> _Dataset_:

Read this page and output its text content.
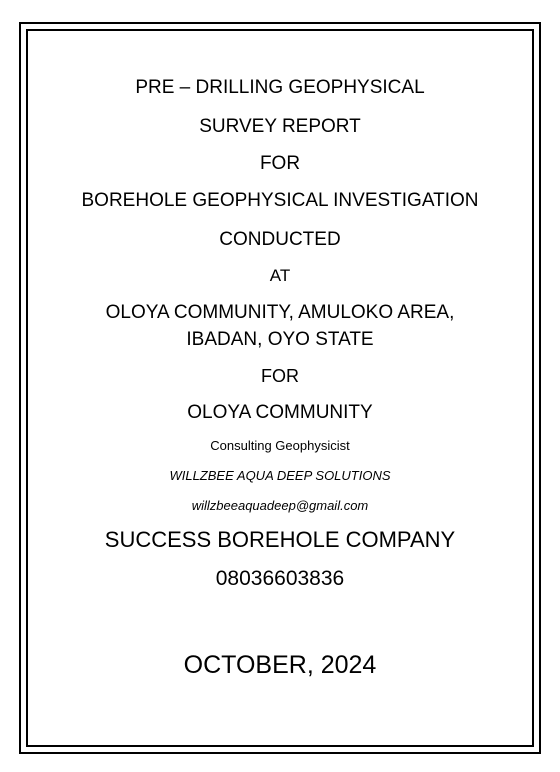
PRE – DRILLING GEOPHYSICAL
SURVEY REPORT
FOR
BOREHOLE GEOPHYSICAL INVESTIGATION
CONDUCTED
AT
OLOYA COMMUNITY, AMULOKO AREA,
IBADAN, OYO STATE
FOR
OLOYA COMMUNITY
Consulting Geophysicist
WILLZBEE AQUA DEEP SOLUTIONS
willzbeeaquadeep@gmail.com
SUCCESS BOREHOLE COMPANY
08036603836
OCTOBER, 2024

...

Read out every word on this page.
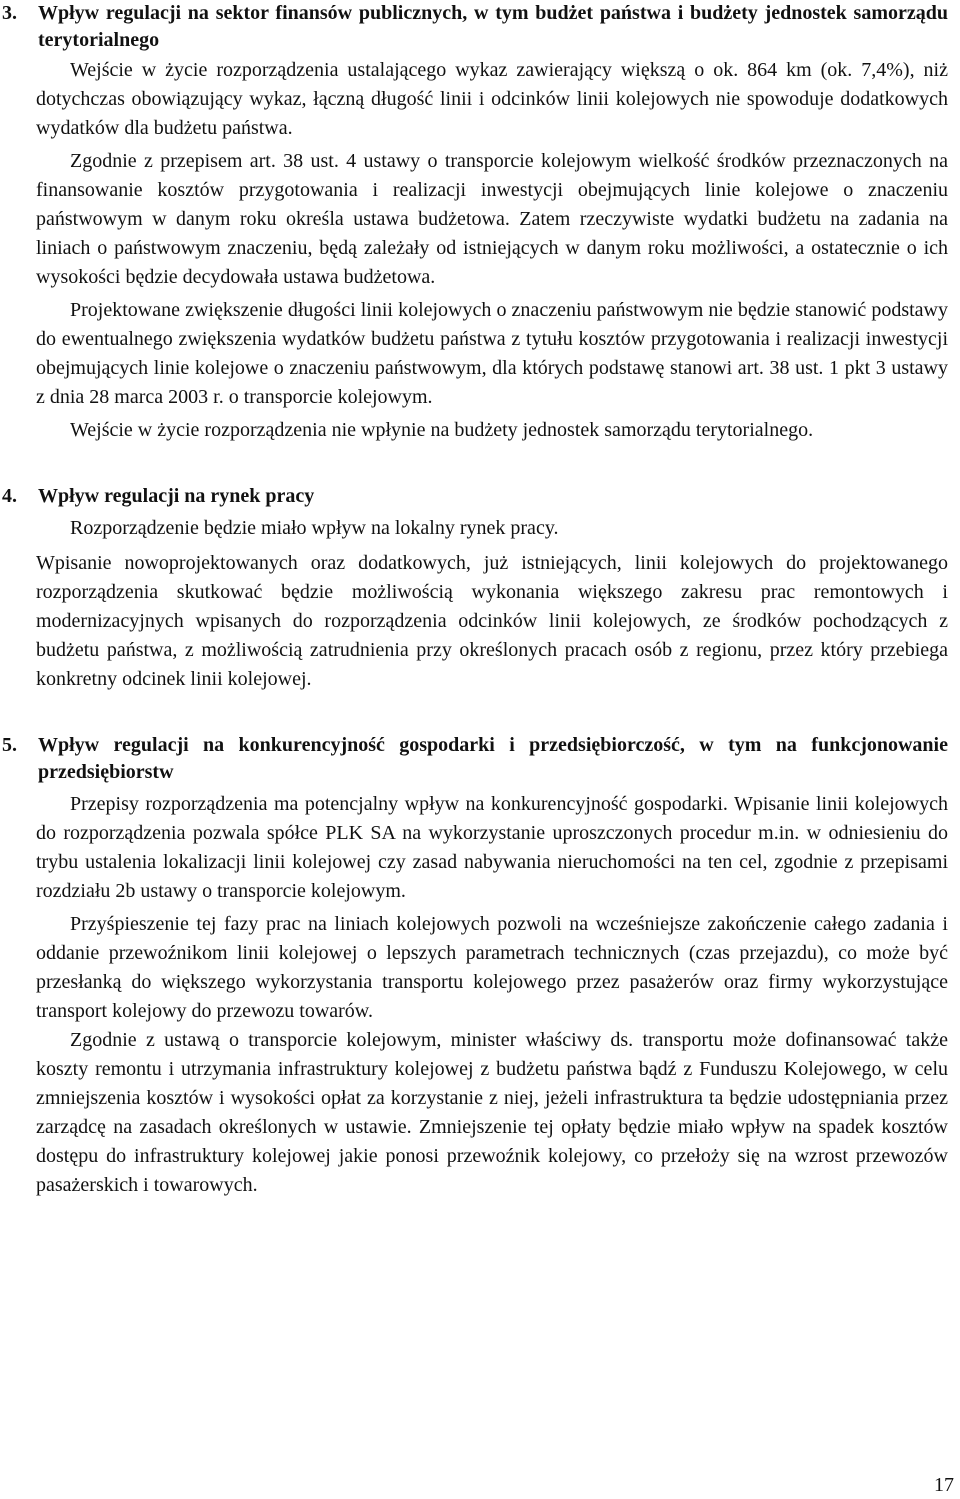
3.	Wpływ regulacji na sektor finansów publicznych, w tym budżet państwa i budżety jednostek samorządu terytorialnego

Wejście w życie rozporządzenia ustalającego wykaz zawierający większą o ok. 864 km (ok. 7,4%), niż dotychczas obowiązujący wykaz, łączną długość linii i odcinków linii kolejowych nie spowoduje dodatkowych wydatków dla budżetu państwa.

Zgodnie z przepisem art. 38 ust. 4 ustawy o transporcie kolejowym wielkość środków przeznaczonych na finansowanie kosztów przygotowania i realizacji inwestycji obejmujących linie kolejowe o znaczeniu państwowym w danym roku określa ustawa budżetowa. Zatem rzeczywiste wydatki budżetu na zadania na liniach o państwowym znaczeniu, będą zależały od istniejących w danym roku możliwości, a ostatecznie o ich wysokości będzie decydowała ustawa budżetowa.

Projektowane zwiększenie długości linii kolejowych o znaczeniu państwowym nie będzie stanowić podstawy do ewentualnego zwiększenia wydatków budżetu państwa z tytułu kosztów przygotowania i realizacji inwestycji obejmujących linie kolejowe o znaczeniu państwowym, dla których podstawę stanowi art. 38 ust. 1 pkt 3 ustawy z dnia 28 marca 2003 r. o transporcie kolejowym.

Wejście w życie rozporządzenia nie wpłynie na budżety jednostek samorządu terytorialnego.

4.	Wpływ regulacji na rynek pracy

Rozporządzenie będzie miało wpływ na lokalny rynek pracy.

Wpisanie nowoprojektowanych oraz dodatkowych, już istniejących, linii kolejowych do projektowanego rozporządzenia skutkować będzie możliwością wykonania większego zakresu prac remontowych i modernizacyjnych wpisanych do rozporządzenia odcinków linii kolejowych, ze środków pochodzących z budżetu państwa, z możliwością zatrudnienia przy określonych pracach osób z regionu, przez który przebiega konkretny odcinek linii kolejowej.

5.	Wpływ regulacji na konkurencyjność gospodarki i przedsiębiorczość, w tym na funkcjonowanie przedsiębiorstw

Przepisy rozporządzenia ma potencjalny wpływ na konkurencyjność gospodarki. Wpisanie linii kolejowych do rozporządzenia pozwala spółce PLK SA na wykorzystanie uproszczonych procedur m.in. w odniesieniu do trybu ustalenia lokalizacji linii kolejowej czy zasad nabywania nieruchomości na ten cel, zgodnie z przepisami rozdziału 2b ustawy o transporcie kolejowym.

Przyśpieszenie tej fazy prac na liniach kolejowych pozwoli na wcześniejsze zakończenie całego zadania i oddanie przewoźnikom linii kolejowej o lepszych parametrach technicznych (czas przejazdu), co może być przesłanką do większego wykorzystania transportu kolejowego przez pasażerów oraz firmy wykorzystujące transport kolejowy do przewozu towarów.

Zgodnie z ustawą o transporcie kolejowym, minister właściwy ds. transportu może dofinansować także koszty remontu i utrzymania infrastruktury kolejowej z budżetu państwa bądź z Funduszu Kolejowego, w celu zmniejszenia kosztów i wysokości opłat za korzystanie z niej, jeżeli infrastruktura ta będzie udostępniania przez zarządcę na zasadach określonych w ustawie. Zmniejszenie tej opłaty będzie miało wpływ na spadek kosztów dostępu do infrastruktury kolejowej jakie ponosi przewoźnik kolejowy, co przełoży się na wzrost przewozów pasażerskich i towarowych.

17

> _Set problem_: Isolate the lines above that contain the word "GEOPHYSICAL" and copy them.

> _Problem solution_:
PRE – DRILLING GEOPHYSICAL
BOREHOLE GEOPHYSICAL INVESTIGATION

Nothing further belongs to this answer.